------ RECORD LIST ------

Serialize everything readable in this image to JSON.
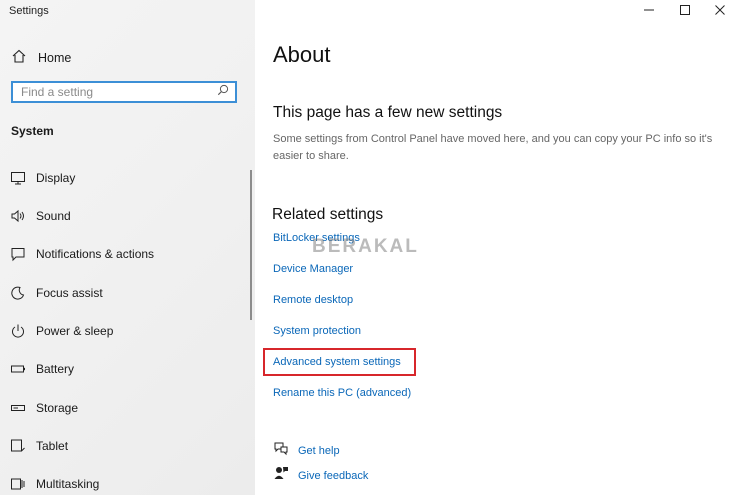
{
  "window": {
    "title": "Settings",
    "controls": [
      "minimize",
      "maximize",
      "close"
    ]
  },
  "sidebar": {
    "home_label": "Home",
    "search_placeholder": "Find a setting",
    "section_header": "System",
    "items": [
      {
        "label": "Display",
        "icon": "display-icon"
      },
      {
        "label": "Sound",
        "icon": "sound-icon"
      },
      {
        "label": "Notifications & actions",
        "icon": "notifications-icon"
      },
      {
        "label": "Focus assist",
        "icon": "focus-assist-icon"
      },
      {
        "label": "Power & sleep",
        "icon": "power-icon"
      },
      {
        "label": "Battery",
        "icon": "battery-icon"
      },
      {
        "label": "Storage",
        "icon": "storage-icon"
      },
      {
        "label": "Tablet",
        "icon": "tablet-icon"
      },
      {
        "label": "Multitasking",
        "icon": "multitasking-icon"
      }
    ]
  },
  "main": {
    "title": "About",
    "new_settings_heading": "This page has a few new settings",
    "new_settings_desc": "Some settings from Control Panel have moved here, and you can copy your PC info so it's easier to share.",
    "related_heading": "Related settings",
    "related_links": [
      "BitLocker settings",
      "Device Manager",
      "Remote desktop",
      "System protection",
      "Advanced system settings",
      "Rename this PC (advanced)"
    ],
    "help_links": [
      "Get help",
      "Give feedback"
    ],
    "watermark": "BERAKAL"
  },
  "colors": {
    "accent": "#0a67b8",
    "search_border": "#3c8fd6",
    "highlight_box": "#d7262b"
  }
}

------
------ RECORD LIST ------

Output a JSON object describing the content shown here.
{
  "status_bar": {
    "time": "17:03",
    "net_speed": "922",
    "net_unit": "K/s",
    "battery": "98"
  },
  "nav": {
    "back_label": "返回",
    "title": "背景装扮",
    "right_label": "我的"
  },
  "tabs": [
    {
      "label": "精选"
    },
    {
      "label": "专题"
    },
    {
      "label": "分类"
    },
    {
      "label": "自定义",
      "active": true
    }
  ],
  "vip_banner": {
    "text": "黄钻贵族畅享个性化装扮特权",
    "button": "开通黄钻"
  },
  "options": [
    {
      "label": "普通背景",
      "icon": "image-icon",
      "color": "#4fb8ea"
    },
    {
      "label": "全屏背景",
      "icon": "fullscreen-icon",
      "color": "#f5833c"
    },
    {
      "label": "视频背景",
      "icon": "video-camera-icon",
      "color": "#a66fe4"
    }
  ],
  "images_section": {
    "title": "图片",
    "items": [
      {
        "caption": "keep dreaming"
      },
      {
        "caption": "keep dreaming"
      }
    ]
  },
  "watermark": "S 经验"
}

------
------ RECORD LIST ------

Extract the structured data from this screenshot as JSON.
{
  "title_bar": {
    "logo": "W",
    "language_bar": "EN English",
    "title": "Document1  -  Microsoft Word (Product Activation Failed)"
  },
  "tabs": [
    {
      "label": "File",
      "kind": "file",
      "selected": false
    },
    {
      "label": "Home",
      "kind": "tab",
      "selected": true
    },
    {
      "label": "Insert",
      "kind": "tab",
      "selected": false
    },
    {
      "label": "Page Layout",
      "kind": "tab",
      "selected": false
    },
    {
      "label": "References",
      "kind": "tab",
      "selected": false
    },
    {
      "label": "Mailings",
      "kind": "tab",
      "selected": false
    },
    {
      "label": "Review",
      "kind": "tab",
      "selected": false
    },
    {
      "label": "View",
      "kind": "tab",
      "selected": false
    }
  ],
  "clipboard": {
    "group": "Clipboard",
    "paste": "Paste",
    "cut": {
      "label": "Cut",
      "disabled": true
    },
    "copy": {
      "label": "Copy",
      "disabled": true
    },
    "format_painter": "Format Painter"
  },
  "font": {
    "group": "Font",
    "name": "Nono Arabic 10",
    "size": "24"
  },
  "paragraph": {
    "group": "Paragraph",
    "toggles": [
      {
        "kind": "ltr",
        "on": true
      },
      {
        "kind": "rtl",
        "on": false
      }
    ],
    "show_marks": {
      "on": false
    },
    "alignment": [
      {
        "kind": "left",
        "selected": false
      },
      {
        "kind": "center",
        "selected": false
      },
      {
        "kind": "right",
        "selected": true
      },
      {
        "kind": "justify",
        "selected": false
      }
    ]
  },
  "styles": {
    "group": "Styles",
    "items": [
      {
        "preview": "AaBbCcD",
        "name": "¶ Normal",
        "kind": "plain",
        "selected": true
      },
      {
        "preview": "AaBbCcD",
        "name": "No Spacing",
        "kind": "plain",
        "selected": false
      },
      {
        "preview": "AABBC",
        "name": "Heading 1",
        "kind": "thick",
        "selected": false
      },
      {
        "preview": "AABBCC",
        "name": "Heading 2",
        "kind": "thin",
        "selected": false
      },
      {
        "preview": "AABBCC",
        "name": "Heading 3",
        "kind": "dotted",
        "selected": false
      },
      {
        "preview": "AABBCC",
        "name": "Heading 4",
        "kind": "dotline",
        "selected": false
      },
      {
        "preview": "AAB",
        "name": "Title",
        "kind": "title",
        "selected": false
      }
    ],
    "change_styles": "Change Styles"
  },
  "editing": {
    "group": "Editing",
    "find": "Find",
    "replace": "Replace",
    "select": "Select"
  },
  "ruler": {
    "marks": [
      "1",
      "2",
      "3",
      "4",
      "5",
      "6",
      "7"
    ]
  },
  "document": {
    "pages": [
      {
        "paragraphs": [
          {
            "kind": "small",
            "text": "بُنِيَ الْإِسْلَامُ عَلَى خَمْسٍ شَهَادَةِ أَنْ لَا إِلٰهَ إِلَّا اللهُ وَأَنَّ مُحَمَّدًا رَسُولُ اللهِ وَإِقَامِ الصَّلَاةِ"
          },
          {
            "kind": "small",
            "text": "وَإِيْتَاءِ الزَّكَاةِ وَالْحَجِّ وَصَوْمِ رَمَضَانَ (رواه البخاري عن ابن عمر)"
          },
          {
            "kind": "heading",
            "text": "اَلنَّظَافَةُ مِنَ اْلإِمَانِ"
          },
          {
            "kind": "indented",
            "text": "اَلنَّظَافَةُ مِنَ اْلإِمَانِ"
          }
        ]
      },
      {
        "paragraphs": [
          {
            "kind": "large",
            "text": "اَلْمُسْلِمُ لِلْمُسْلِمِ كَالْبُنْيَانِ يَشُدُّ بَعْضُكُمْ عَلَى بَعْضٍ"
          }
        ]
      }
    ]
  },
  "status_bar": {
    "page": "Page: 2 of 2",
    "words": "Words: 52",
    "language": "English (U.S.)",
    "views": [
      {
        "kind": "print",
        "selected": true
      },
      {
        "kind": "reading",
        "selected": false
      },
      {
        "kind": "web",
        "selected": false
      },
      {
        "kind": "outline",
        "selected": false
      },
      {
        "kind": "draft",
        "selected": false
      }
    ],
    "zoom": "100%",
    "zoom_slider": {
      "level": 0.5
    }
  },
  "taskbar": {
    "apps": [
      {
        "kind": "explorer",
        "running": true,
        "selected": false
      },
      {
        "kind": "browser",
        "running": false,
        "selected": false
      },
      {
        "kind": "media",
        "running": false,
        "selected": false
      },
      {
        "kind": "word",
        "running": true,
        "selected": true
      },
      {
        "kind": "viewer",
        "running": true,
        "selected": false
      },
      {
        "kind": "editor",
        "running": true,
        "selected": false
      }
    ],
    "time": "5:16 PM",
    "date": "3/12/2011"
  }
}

------

Show every line from the entries above in which the word "English" appears.

    "language_bar": "EN English",
    "language": "English (U.S.)",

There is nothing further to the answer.